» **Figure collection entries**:
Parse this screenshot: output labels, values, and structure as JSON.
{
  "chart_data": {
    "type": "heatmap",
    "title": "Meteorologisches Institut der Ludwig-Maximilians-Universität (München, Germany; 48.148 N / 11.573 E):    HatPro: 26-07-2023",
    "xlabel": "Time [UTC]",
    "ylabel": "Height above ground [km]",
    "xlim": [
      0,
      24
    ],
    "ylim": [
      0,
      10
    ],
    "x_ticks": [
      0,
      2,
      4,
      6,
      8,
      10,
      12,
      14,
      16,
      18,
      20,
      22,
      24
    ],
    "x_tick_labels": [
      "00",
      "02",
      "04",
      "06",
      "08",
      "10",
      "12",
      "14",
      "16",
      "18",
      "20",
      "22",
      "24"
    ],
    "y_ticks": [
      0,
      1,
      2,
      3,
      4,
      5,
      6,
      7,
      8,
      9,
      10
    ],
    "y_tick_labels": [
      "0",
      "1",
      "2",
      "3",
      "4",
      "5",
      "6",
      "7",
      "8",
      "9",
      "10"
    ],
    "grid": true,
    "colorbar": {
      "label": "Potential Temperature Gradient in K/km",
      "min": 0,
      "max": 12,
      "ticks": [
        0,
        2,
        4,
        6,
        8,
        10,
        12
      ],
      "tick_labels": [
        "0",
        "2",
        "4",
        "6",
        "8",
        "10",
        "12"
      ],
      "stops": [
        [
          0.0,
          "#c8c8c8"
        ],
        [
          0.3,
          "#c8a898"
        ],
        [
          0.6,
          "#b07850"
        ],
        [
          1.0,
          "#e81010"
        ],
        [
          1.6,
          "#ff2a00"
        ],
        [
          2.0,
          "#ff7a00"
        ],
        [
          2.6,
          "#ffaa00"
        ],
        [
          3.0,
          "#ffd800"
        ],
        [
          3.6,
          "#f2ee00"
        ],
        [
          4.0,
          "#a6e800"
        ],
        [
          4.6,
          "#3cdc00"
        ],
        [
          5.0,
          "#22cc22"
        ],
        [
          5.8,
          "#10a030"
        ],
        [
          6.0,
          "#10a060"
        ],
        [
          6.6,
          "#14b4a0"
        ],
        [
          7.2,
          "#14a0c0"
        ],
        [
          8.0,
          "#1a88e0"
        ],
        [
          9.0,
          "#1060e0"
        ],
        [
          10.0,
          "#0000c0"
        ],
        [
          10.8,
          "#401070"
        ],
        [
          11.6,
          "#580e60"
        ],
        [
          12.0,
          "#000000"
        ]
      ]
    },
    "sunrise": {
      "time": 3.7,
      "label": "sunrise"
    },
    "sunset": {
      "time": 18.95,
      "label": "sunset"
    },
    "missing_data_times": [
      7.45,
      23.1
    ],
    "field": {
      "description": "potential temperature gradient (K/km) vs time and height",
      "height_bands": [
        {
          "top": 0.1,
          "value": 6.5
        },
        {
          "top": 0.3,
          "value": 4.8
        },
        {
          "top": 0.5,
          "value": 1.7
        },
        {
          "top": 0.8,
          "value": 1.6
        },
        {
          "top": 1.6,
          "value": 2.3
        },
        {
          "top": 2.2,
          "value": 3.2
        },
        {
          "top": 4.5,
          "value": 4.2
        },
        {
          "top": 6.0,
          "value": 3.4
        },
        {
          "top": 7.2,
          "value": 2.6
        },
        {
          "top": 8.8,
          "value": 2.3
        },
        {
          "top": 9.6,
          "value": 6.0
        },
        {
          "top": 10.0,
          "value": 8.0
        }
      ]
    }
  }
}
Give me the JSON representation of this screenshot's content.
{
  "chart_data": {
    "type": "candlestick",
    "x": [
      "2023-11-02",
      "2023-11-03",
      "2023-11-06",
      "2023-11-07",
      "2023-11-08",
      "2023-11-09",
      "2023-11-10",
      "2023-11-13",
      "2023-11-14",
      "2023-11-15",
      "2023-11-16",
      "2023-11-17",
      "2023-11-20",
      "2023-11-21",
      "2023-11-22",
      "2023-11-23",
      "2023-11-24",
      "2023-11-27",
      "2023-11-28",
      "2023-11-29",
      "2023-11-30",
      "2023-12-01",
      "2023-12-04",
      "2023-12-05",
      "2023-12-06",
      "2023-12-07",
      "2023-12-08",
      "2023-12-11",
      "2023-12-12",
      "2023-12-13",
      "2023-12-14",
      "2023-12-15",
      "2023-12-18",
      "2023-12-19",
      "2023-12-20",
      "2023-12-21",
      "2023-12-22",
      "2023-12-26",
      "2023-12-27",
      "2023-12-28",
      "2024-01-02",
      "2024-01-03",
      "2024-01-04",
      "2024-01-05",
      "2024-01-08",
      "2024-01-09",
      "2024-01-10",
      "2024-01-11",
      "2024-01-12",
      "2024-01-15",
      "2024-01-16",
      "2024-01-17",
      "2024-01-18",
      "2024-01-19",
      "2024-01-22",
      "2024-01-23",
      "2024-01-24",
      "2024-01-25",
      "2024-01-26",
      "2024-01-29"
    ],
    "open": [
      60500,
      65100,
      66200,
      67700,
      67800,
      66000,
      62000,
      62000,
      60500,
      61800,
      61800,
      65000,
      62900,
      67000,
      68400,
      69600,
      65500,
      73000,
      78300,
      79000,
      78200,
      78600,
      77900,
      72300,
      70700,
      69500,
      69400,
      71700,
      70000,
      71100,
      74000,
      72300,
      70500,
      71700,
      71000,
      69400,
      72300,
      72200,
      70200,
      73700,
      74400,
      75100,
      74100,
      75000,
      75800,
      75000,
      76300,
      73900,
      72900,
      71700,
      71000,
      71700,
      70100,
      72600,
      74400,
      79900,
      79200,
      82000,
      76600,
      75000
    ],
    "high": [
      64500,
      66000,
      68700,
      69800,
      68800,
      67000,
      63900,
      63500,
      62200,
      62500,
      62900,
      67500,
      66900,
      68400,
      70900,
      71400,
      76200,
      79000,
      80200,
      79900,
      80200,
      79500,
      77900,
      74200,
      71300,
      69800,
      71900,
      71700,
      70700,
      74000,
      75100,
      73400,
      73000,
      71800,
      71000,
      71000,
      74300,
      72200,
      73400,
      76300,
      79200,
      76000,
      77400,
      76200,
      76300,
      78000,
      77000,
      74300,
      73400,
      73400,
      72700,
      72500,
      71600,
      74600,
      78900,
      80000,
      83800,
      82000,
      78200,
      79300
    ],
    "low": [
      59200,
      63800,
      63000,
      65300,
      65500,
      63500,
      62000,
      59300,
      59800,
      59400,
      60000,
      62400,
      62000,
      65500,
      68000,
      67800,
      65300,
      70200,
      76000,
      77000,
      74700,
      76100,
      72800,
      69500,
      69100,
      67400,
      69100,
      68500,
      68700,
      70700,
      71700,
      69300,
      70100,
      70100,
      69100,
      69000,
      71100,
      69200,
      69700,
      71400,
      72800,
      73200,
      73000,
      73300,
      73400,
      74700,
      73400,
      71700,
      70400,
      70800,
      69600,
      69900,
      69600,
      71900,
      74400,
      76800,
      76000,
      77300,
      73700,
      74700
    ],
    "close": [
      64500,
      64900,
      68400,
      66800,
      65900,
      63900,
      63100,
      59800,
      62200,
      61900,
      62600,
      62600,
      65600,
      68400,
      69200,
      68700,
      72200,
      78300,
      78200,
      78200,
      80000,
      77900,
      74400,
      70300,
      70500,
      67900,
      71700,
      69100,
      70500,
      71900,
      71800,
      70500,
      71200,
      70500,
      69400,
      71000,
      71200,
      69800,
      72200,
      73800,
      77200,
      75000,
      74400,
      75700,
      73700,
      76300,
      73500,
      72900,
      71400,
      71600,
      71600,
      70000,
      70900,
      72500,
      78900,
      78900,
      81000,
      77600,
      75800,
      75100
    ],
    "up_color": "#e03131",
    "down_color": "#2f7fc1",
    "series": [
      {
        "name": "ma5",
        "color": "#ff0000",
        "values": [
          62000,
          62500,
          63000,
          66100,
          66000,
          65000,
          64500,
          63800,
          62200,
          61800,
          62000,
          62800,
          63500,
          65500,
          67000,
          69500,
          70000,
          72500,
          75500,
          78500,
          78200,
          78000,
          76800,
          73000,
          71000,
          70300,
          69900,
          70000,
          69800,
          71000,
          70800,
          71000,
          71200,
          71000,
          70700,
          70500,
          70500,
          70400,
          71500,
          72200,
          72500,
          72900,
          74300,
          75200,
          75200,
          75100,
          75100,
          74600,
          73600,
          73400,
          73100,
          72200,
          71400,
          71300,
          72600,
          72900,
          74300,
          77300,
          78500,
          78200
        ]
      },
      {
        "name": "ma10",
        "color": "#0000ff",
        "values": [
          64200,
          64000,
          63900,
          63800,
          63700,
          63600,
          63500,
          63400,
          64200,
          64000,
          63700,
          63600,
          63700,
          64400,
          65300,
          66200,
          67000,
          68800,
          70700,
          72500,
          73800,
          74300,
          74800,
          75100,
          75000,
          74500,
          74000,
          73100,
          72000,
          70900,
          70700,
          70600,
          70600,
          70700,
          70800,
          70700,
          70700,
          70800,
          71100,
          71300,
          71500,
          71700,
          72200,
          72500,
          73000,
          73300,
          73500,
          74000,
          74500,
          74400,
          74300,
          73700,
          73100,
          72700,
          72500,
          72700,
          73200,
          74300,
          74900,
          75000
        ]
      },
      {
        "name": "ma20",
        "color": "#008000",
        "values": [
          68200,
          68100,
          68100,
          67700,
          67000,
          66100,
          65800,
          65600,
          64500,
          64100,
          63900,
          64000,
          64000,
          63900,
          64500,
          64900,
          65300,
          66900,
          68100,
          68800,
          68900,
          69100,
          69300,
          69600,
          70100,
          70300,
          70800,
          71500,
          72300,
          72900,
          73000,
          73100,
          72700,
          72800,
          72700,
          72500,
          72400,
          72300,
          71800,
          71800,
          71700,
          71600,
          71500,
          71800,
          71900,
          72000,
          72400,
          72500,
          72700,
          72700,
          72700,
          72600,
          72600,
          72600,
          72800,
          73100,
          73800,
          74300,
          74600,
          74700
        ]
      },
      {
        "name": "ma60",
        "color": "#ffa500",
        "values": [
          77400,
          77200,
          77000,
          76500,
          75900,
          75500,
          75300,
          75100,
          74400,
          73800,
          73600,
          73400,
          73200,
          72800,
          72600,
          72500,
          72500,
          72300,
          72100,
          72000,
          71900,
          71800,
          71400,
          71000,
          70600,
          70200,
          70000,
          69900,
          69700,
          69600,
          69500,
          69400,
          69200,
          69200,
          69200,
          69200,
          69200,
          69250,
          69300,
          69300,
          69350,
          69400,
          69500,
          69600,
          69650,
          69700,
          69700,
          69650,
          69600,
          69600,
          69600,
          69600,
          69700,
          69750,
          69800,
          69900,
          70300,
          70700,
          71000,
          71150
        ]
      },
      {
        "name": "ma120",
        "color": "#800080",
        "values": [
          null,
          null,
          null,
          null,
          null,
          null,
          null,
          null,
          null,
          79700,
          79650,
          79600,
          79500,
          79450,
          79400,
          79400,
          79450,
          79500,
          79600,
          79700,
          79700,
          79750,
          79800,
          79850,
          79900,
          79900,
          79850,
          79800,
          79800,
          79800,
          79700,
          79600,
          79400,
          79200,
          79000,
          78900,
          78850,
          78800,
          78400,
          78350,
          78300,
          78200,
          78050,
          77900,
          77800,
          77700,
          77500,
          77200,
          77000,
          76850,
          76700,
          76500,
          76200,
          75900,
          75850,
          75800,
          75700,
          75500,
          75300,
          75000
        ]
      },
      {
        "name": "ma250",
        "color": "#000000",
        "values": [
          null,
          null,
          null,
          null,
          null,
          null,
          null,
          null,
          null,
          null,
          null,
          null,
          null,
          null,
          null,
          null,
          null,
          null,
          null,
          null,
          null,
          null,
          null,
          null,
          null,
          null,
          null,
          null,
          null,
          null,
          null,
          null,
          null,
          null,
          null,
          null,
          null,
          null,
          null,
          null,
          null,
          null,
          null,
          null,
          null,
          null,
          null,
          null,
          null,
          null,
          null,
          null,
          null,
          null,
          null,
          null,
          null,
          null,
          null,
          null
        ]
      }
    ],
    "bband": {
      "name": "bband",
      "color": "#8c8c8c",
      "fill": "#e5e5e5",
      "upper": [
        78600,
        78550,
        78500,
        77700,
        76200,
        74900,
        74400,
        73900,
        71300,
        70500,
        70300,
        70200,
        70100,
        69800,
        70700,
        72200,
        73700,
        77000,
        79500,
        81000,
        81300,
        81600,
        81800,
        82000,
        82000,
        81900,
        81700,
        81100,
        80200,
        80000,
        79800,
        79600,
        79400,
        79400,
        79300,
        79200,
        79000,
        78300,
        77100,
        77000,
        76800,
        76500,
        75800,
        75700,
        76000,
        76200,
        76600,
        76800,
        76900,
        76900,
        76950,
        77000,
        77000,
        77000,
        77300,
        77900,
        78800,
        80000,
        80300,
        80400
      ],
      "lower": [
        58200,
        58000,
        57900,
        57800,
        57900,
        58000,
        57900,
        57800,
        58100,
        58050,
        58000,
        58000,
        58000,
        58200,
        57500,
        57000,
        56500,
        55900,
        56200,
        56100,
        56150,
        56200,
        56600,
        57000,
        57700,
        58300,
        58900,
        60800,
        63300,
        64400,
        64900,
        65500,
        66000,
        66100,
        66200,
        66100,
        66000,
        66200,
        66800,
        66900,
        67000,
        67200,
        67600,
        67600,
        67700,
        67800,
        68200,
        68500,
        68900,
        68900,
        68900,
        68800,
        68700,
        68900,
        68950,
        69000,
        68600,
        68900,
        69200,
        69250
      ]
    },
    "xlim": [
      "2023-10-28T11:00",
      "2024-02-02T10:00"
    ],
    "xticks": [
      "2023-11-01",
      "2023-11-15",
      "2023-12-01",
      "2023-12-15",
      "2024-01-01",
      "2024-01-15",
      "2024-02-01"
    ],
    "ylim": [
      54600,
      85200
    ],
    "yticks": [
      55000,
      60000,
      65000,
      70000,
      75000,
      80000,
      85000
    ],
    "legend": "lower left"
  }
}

» **Given instruction**:
Tally the lines of the records holding the word "JSON", then state only the tally.

» **The completed task**:
2